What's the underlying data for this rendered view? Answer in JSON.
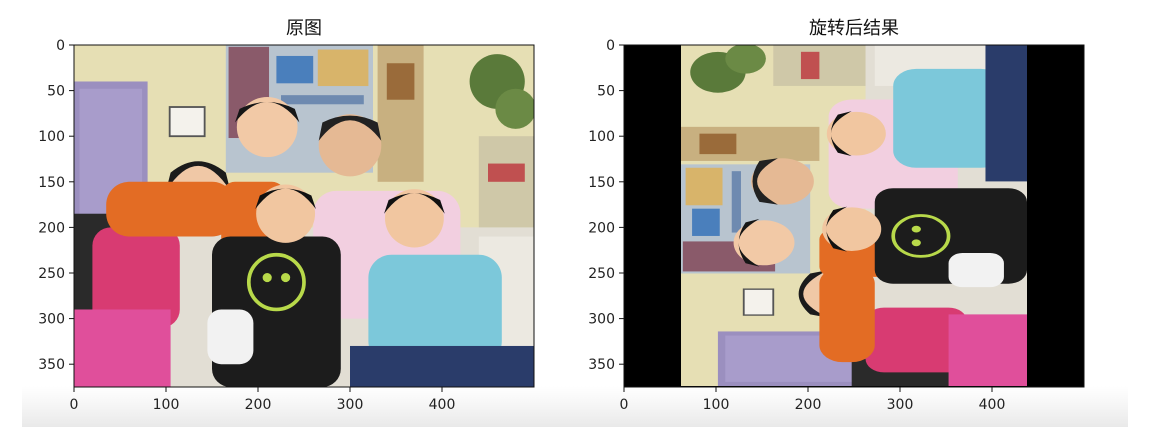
{
  "chart_data": [
    {
      "type": "image",
      "title": "原图",
      "image_shape": [
        375,
        500
      ],
      "xlim": [
        0,
        500
      ],
      "ylim": [
        375,
        0
      ],
      "xticks": [
        0,
        100,
        200,
        300,
        400
      ],
      "yticks": [
        0,
        50,
        100,
        150,
        200,
        250,
        300,
        350
      ],
      "content": "family photo of five people on a sofa",
      "colors": {
        "wall": "#e8e0b0",
        "door": "#9c8fc1",
        "sofa": "#e4e0d6",
        "orange_shirt": "#e06a22",
        "pink_shirt": "#d13b73",
        "black_shirt": "#1c1c1c",
        "cyan_shirt": "#7cc7d8",
        "pink_pants": "#e04e9a"
      }
    },
    {
      "type": "image",
      "title": "旋转后结果",
      "image_shape": [
        375,
        500
      ],
      "xlim": [
        0,
        500
      ],
      "ylim": [
        375,
        0
      ],
      "xticks": [
        0,
        100,
        200,
        300,
        400
      ],
      "yticks": [
        0,
        50,
        100,
        150,
        200,
        250,
        300,
        350
      ],
      "rotation_degrees": 90,
      "content_x_range": [
        62,
        438
      ],
      "padding_color": "#000000"
    }
  ]
}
+--
* Task prompt:
From the data above, copy each line that holds "sofa".

* Solution to the exercise:
      "content": "family photo of five people on a sofa",
        "sofa": "#e4e0d6",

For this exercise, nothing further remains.